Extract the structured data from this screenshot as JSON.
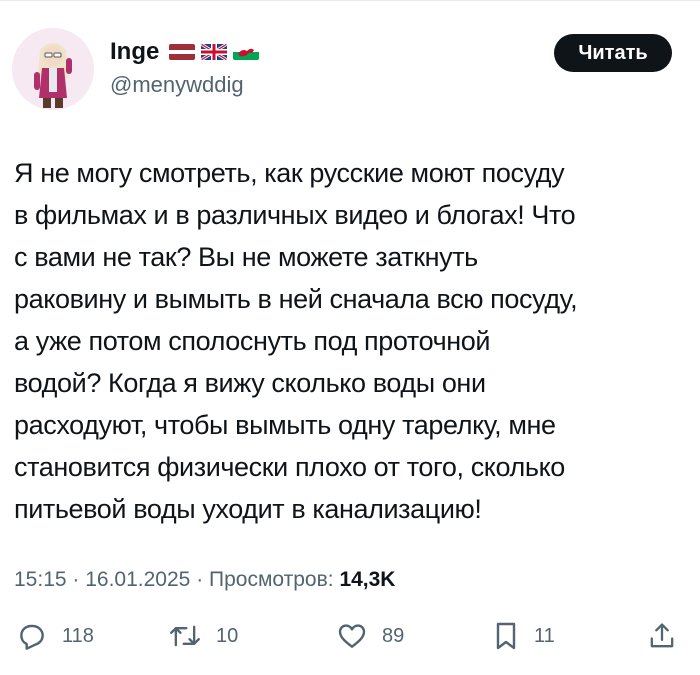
{
  "user": {
    "name": "Inge",
    "handle": "@menywddig",
    "flags": [
      "latvia-flag-icon",
      "uk-flag-icon",
      "wales-flag-icon"
    ],
    "follow_label": "Читать"
  },
  "tweet": {
    "lines": [
      "Я не могу смотреть, как русские моют посуду",
      "в фильмах и в различных видео и блогах! Что",
      "с вами не так? Вы не можете заткнуть",
      "раковину и вымыть в ней сначала всю посуду,",
      "а уже потом сполоснуть под проточной",
      "водой? Когда я вижу сколько воды они",
      "расходуют, чтобы вымыть одну тарелку, мне",
      "становится физически плохо от того, сколько",
      "питьевой воды уходит в канализацию!"
    ]
  },
  "meta": {
    "time": "15:15",
    "date": "16.01.2025",
    "views_label": "Просмотров:",
    "views_count": "14,3K"
  },
  "actions": {
    "replies": "118",
    "reposts": "10",
    "likes": "89",
    "bookmarks": "11"
  },
  "colors": {
    "text": "#0f1419",
    "secondary": "#536471",
    "button_bg": "#0f1419"
  }
}
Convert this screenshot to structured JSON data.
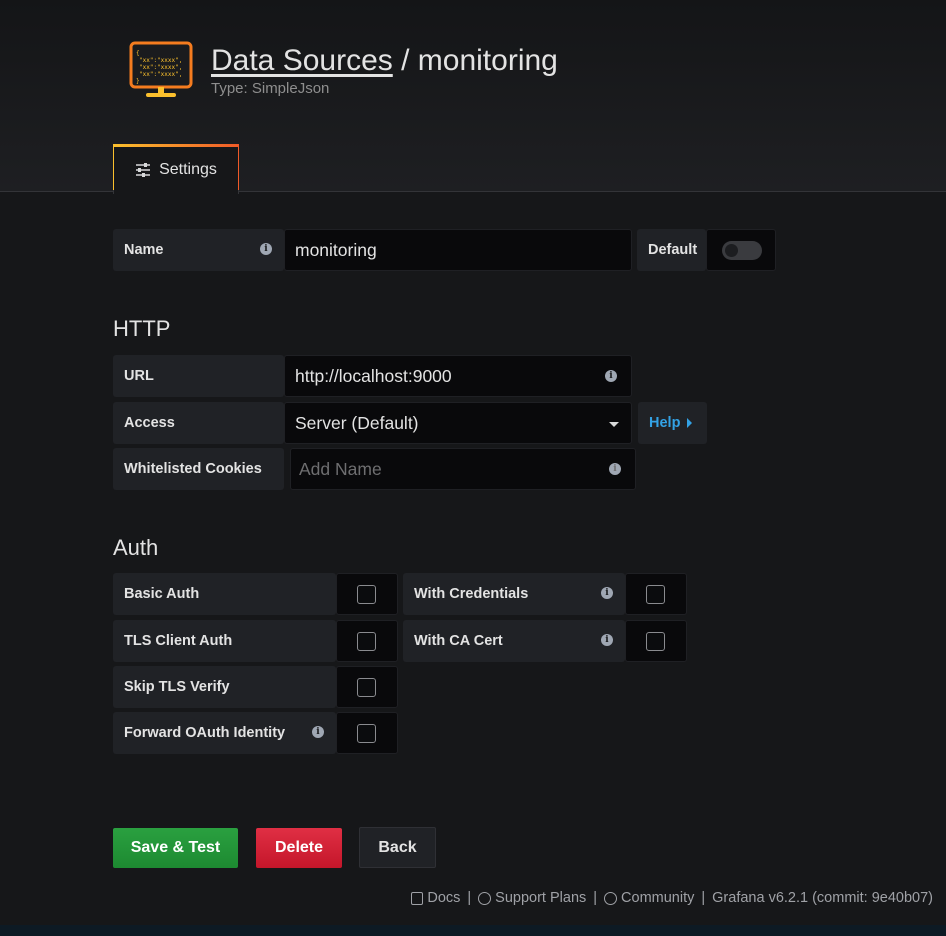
{
  "header": {
    "breadcrumb_link": "Data Sources",
    "breadcrumb_sep": " / ",
    "breadcrumb_current": "monitoring",
    "subtitle": "Type: SimpleJson",
    "logo_icon": "datasource-json-icon"
  },
  "tabs": [
    {
      "label": "Settings",
      "icon": "sliders-icon",
      "active": true
    }
  ],
  "name_row": {
    "label": "Name",
    "value": "monitoring",
    "default_label": "Default",
    "default_on": false
  },
  "http": {
    "title": "HTTP",
    "url_label": "URL",
    "url_value": "http://localhost:9000",
    "access_label": "Access",
    "access_value": "Server (Default)",
    "help_label": "Help",
    "cookies_label": "Whitelisted Cookies",
    "cookies_placeholder": "Add Name"
  },
  "auth": {
    "title": "Auth",
    "basic_auth": "Basic Auth",
    "tls_client_auth": "TLS Client Auth",
    "skip_tls_verify": "Skip TLS Verify",
    "forward_oauth": "Forward OAuth Identity",
    "with_credentials": "With Credentials",
    "with_ca_cert": "With CA Cert"
  },
  "actions": {
    "save": "Save & Test",
    "delete": "Delete",
    "back": "Back"
  },
  "footer": {
    "docs": "Docs",
    "support": "Support Plans",
    "community": "Community",
    "version": "Grafana v6.2.1 (commit: 9e40b07)"
  },
  "colors": {
    "accent_blue": "#33a2e5",
    "save_green": "#299c46",
    "delete_red": "#d44a3a",
    "tab_gradient_start": "#fbc02d",
    "tab_gradient_end": "#f05a28"
  }
}
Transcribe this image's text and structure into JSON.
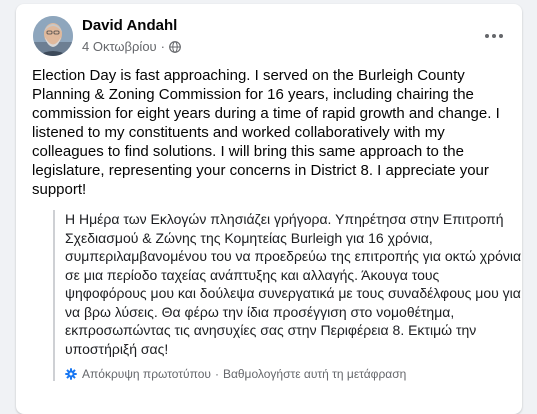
{
  "post": {
    "author": "David Andahl",
    "date": "4 Οκτωβρίου",
    "separator": "·",
    "privacy_icon": "globe-icon",
    "more_icon": "more-horizontal-icon",
    "text": "Election Day is fast approaching. I served on the Burleigh County Planning & Zoning Commission for 16 years, including chairing the commission for eight years during a time of rapid growth and change. I listened to my constituents and worked collaboratively with my colleagues to find solutions. I will bring this same approach to the legislature, representing your concerns in District 8. I appreciate your support!"
  },
  "translation": {
    "text": "Η Ημέρα των Εκλογών πλησιάζει γρήγορα. Υπηρέτησα στην Επιτροπή Σχεδιασμού & Ζώνης της Κομητείας Burleigh για 16 χρόνια, συμπεριλαμβανομένου του να προεδρεύω της επιτροπής για οκτώ χρόνια σε μια περίοδο ταχείας ανάπτυξης και αλλαγής. Άκουγα τους ψηφοφόρους μου και δούλεψα συνεργατικά με τους συναδέλφους μου για να βρω λύσεις. Θα φέρω την ίδια προσέγγιση στο νομοθέτημα, εκπροσωπώντας τις ανησυχίες σας στην Περιφέρεια 8. Εκτιμώ την υποστήριξή σας!",
    "hide_original": "Απόκρυψη πρωτοτύπου",
    "separator": "·",
    "rate": "Βαθμολογήστε αυτή τη μετάφραση",
    "icon": "gear-icon"
  },
  "colors": {
    "background": "#f0f2f5",
    "card": "#ffffff",
    "secondary_text": "#65676b",
    "quote_bar": "#ced0d4",
    "icon_blue": "#1877f2"
  }
}
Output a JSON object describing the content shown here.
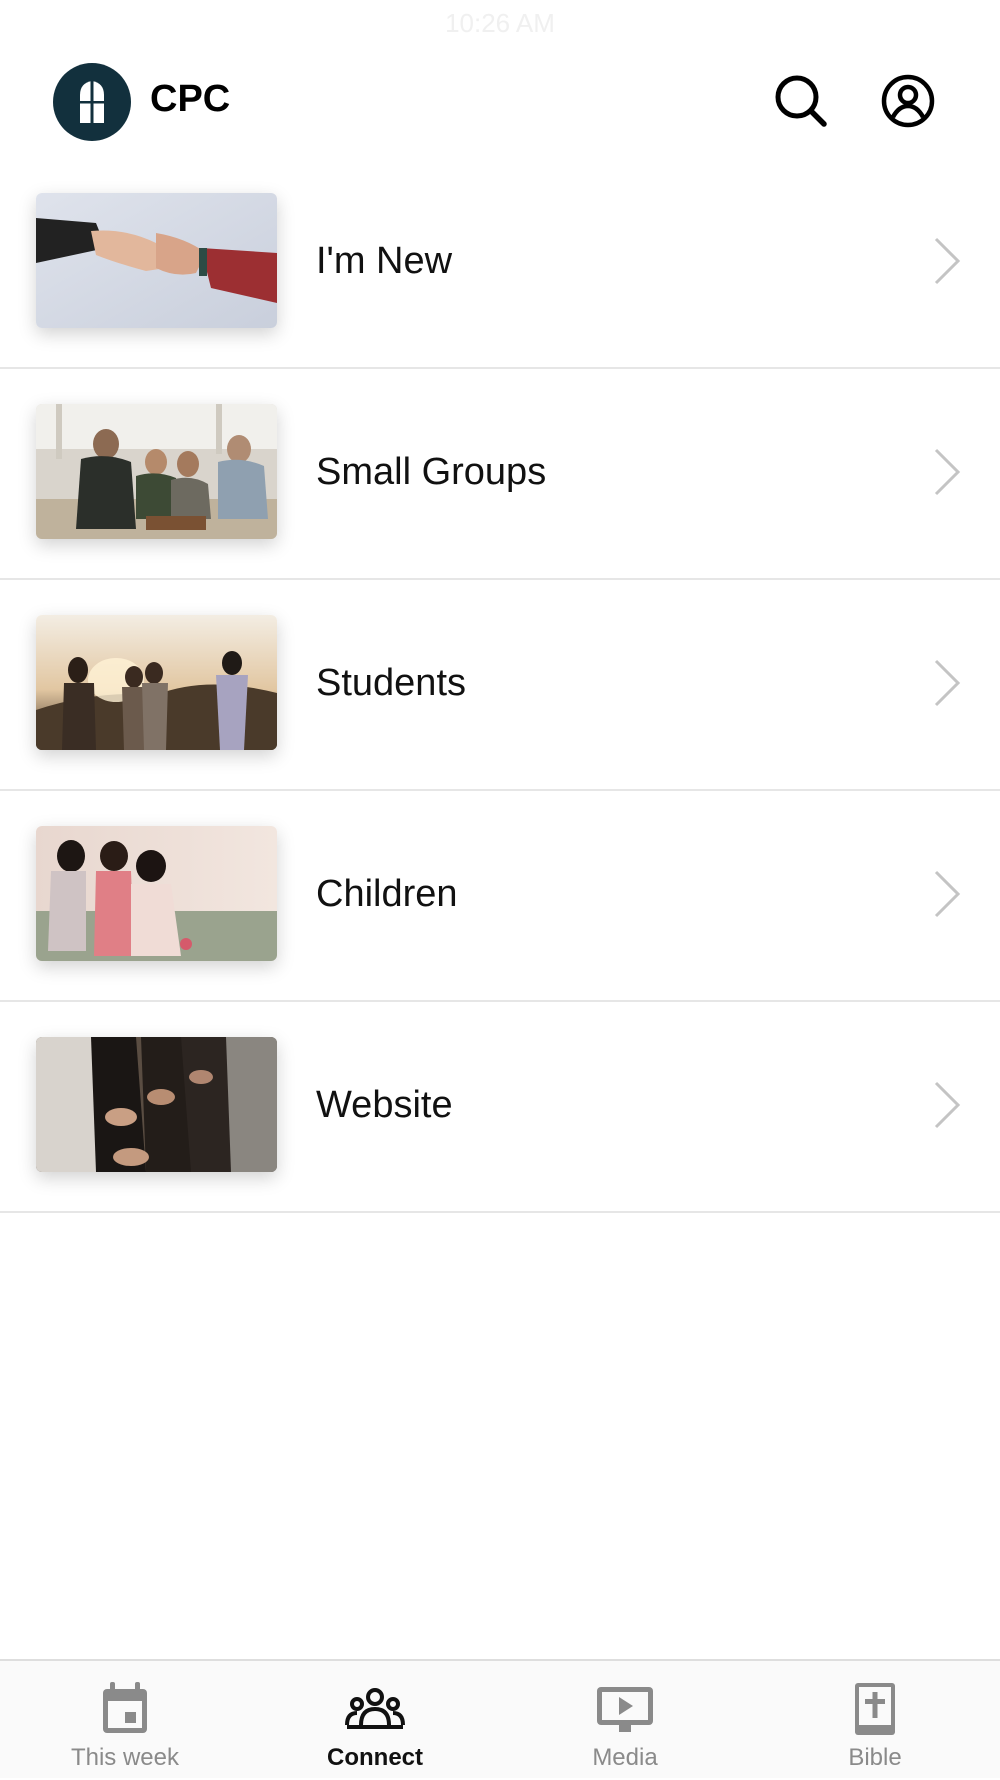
{
  "status_bar": {
    "time": "10:26 AM"
  },
  "header": {
    "title": "CPC",
    "logo_icon": "church-door-icon",
    "search_icon": "search-icon",
    "profile_icon": "account-circle-icon"
  },
  "connect_items": [
    {
      "label": "I'm New",
      "image": "handshake-photo"
    },
    {
      "label": "Small Groups",
      "image": "group-sitting-photo"
    },
    {
      "label": "Students",
      "image": "sunset-friends-photo"
    },
    {
      "label": "Children",
      "image": "kids-outdoors-photo"
    },
    {
      "label": "Website",
      "image": "worship-hands-photo"
    }
  ],
  "tabs": [
    {
      "label": "This week",
      "icon": "calendar-icon",
      "active": false
    },
    {
      "label": "Connect",
      "icon": "people-group-icon",
      "active": true
    },
    {
      "label": "Media",
      "icon": "play-screen-icon",
      "active": false
    },
    {
      "label": "Bible",
      "icon": "bible-cross-icon",
      "active": false
    }
  ],
  "colors": {
    "brand": "#12303d",
    "tab_inactive": "#8a8a8a",
    "tab_active": "#111111",
    "divider": "#e6e6e6"
  }
}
---------------
REQUIREMENTS ▸ Output the data exactly. Pictures don't belong in the result.

WRITTEN ANSWER ▸
Extract the structured data from this screenshot as JSON.
{
  "user": {
    "name": "Inge",
    "handle": "@menywddig",
    "flags": [
      "latvia-flag-icon",
      "uk-flag-icon",
      "wales-flag-icon"
    ],
    "follow_label": "Читать"
  },
  "tweet": {
    "lines": [
      "Я не могу смотреть, как русские моют посуду",
      "в фильмах и в различных видео и блогах! Что",
      "с вами не так? Вы не можете заткнуть",
      "раковину и вымыть в ней сначала всю посуду,",
      "а уже потом сполоснуть под проточной",
      "водой? Когда я вижу сколько воды они",
      "расходуют, чтобы вымыть одну тарелку, мне",
      "становится физически плохо от того, сколько",
      "питьевой воды уходит в канализацию!"
    ]
  },
  "meta": {
    "time": "15:15",
    "date": "16.01.2025",
    "views_label": "Просмотров:",
    "views_count": "14,3K"
  },
  "actions": {
    "replies": "118",
    "reposts": "10",
    "likes": "89",
    "bookmarks": "11"
  },
  "colors": {
    "text": "#0f1419",
    "secondary": "#536471",
    "button_bg": "#0f1419"
  }
}
Convert this screenshot to structured JSON data.
{
  "header": {
    "breadcrumb_link": "Data Sources",
    "breadcrumb_sep": " / ",
    "breadcrumb_current": "monitoring",
    "subtitle": "Type: SimpleJson",
    "logo_icon": "datasource-json-icon"
  },
  "tabs": [
    {
      "label": "Settings",
      "icon": "sliders-icon",
      "active": true
    }
  ],
  "name_row": {
    "label": "Name",
    "value": "monitoring",
    "default_label": "Default",
    "default_on": false
  },
  "http": {
    "title": "HTTP",
    "url_label": "URL",
    "url_value": "http://localhost:9000",
    "access_label": "Access",
    "access_value": "Server (Default)",
    "help_label": "Help",
    "cookies_label": "Whitelisted Cookies",
    "cookies_placeholder": "Add Name"
  },
  "auth": {
    "title": "Auth",
    "basic_auth": "Basic Auth",
    "tls_client_auth": "TLS Client Auth",
    "skip_tls_verify": "Skip TLS Verify",
    "forward_oauth": "Forward OAuth Identity",
    "with_credentials": "With Credentials",
    "with_ca_cert": "With CA Cert"
  },
  "actions": {
    "save": "Save & Test",
    "delete": "Delete",
    "back": "Back"
  },
  "footer": {
    "docs": "Docs",
    "support": "Support Plans",
    "community": "Community",
    "version": "Grafana v6.2.1 (commit: 9e40b07)"
  },
  "colors": {
    "accent_blue": "#33a2e5",
    "save_green": "#299c46",
    "delete_red": "#d44a3a",
    "tab_gradient_start": "#fbc02d",
    "tab_gradient_end": "#f05a28"
  }
}
Transcribe this image's text and structure into JSON.
{
  "post": {
    "author": "David Andahl",
    "date": "4 Οκτωβρίου",
    "separator": "·",
    "privacy_icon": "globe-icon",
    "more_icon": "more-horizontal-icon",
    "text": "Election Day is fast approaching. I served on the Burleigh County Planning & Zoning Commission for 16 years, including chairing the commission for eight years during a time of rapid growth and change. I listened to my constituents and worked collaboratively with my colleagues to find solutions. I will bring this same approach to the legislature, representing your concerns in District 8. I appreciate your support!"
  },
  "translation": {
    "text": "Η Ημέρα των Εκλογών πλησιάζει γρήγορα. Υπηρέτησα στην Επιτροπή Σχεδιασμού & Ζώνης της Κομητείας Burleigh για 16 χρόνια, συμπεριλαμβανομένου του να προεδρεύω της επιτροπής για οκτώ χρόνια σε μια περίοδο ταχείας ανάπτυξης και αλλαγής. Άκουγα τους ψηφοφόρους μου και δούλεψα συνεργατικά με τους συναδέλφους μου για να βρω λύσεις. Θα φέρω την ίδια προσέγγιση στο νομοθέτημα, εκπροσωπώντας τις ανησυχίες σας στην Περιφέρεια 8. Εκτιμώ την υποστήριξή σας!",
    "hide_original": "Απόκρυψη πρωτοτύπου",
    "separator": "·",
    "rate": "Βαθμολογήστε αυτή τη μετάφραση",
    "icon": "gear-icon"
  },
  "colors": {
    "background": "#f0f2f5",
    "card": "#ffffff",
    "secondary_text": "#65676b",
    "quote_bar": "#ced0d4",
    "icon_blue": "#1877f2"
  }
}
Output a JSON object describing the content shown here.
{
  "status_bar": {
    "time": "10:26 AM"
  },
  "header": {
    "title": "CPC",
    "logo_icon": "church-door-icon",
    "search_icon": "search-icon",
    "profile_icon": "account-circle-icon"
  },
  "connect_items": [
    {
      "label": "I'm New",
      "image": "handshake-photo"
    },
    {
      "label": "Small Groups",
      "image": "group-sitting-photo"
    },
    {
      "label": "Students",
      "image": "sunset-friends-photo"
    },
    {
      "label": "Children",
      "image": "kids-outdoors-photo"
    },
    {
      "label": "Website",
      "image": "worship-hands-photo"
    }
  ],
  "tabs": [
    {
      "label": "This week",
      "icon": "calendar-icon",
      "active": false
    },
    {
      "label": "Connect",
      "icon": "people-group-icon",
      "active": true
    },
    {
      "label": "Media",
      "icon": "play-screen-icon",
      "active": false
    },
    {
      "label": "Bible",
      "icon": "bible-cross-icon",
      "active": false
    }
  ],
  "colors": {
    "brand": "#12303d",
    "tab_inactive": "#8a8a8a",
    "tab_active": "#111111",
    "divider": "#e6e6e6"
  }
}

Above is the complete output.